Requirements: Go through the lines below. Copy those with "search".

Data records:
★ ★ ★ ★
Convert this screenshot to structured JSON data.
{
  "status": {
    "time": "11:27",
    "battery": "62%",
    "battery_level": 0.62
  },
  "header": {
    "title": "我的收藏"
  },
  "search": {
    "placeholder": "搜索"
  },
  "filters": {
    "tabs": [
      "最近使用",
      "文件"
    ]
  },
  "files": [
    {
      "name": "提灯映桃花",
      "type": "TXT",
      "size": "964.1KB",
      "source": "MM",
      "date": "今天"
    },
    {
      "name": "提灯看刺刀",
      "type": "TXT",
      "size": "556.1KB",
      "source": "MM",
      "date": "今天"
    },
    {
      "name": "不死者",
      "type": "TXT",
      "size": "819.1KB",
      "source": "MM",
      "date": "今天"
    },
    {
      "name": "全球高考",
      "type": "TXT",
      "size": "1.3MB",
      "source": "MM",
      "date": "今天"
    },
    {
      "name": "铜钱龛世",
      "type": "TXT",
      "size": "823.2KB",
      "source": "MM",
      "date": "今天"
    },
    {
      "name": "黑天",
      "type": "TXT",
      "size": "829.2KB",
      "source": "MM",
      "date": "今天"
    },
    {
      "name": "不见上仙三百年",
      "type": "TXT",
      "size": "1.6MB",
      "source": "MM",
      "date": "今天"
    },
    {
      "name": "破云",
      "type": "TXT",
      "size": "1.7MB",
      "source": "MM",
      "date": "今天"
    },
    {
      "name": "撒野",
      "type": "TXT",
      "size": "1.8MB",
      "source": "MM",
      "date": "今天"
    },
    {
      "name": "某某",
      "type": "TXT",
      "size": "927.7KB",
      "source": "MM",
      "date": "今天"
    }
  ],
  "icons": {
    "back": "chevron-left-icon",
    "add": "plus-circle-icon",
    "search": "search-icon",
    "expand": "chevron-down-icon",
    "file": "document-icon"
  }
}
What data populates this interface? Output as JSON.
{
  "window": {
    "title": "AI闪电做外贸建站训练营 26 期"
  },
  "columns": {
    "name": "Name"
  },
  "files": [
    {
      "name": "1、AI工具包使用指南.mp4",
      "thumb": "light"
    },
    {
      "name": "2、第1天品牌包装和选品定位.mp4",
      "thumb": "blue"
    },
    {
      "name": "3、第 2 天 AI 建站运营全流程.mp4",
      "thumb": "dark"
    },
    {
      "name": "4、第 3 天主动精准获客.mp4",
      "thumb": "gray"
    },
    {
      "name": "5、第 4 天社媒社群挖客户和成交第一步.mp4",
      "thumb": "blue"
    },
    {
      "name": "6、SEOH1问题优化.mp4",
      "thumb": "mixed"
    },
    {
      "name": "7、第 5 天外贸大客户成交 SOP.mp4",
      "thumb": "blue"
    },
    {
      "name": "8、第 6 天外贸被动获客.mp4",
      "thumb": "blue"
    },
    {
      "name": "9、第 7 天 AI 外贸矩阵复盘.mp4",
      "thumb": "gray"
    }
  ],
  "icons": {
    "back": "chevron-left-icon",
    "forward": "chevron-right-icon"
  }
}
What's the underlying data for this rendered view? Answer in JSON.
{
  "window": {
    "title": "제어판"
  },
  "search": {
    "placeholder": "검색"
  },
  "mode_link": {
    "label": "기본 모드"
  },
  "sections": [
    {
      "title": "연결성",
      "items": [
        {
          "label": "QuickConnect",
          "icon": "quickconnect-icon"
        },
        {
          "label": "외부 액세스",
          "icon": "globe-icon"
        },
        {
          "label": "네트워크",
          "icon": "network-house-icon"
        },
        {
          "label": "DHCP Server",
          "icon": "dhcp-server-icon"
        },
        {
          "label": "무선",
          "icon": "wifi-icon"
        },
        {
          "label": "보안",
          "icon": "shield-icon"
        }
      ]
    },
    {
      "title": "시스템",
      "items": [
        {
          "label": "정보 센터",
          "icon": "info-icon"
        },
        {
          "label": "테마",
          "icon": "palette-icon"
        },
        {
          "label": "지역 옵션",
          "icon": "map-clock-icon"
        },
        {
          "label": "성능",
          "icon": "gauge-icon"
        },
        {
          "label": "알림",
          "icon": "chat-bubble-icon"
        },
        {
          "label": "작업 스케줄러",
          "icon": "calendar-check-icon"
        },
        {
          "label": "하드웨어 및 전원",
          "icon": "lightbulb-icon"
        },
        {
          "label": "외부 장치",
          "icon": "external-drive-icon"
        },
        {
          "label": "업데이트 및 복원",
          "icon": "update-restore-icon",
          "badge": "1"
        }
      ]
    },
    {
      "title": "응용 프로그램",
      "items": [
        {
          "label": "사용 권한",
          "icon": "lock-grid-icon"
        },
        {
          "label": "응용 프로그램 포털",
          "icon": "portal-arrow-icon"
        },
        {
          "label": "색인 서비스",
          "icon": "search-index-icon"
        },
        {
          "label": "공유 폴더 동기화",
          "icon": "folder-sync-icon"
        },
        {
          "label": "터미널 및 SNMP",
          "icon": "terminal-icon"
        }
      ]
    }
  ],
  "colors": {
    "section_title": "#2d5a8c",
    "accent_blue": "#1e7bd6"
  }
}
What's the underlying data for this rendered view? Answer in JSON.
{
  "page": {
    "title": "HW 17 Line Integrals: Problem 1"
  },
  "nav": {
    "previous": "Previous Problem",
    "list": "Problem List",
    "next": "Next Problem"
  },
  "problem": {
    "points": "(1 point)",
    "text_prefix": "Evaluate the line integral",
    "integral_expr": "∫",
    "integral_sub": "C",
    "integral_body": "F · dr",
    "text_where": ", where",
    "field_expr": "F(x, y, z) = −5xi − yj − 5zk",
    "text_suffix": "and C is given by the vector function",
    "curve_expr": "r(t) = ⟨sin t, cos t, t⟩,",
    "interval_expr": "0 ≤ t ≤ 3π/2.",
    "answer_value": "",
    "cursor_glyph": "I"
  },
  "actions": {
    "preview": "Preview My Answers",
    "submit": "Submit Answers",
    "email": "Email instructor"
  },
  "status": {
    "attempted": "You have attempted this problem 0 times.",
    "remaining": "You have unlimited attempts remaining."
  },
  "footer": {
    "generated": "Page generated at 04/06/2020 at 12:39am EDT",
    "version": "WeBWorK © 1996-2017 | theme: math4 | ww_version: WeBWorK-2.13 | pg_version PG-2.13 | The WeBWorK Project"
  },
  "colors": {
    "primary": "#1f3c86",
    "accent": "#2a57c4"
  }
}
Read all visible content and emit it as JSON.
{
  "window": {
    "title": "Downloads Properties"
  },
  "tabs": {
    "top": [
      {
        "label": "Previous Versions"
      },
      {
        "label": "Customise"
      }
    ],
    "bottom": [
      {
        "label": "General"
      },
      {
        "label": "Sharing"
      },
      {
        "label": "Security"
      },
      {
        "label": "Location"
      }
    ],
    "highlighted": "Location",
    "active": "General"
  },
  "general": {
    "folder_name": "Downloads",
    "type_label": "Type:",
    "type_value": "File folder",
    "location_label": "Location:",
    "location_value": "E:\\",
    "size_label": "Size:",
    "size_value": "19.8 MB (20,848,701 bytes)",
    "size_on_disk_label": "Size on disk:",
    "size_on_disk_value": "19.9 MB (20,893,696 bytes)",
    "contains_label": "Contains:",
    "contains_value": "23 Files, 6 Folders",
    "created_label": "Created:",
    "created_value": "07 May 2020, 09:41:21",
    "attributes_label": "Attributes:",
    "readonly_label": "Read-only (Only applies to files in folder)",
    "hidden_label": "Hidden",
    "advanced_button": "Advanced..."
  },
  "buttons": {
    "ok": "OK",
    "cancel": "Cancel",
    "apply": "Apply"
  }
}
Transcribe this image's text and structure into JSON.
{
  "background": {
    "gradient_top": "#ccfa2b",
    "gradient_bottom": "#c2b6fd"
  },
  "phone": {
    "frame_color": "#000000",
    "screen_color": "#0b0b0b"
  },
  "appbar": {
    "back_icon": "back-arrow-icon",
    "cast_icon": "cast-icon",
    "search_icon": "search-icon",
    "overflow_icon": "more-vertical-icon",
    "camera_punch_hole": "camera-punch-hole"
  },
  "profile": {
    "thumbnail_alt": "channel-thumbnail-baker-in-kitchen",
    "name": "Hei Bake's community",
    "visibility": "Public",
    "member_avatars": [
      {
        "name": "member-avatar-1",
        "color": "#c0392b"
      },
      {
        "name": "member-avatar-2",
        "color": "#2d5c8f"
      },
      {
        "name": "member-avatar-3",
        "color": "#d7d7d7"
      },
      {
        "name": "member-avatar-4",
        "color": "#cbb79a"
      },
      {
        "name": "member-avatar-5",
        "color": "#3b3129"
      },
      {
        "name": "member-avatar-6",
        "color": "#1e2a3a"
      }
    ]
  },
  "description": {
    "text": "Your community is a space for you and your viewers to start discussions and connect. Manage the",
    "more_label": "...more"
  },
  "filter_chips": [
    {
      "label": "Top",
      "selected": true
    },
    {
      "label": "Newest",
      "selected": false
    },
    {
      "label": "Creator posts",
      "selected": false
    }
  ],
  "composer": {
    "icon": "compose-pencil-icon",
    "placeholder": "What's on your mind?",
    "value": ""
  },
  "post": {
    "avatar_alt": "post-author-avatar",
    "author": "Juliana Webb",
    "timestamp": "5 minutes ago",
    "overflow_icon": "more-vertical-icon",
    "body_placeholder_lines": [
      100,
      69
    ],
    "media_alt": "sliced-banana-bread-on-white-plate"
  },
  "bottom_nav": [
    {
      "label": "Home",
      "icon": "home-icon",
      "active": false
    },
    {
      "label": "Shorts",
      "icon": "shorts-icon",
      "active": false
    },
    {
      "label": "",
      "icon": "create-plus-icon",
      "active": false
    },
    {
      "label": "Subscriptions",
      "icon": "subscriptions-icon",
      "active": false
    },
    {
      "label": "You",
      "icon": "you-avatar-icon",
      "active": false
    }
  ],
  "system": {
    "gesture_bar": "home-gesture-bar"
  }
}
★ ★ ★ ★
Answer in full:
  "search": {
    "search": "search-icon",
  "search": {
          "icon": "search-index-icon"
    "search_icon": "search-icon",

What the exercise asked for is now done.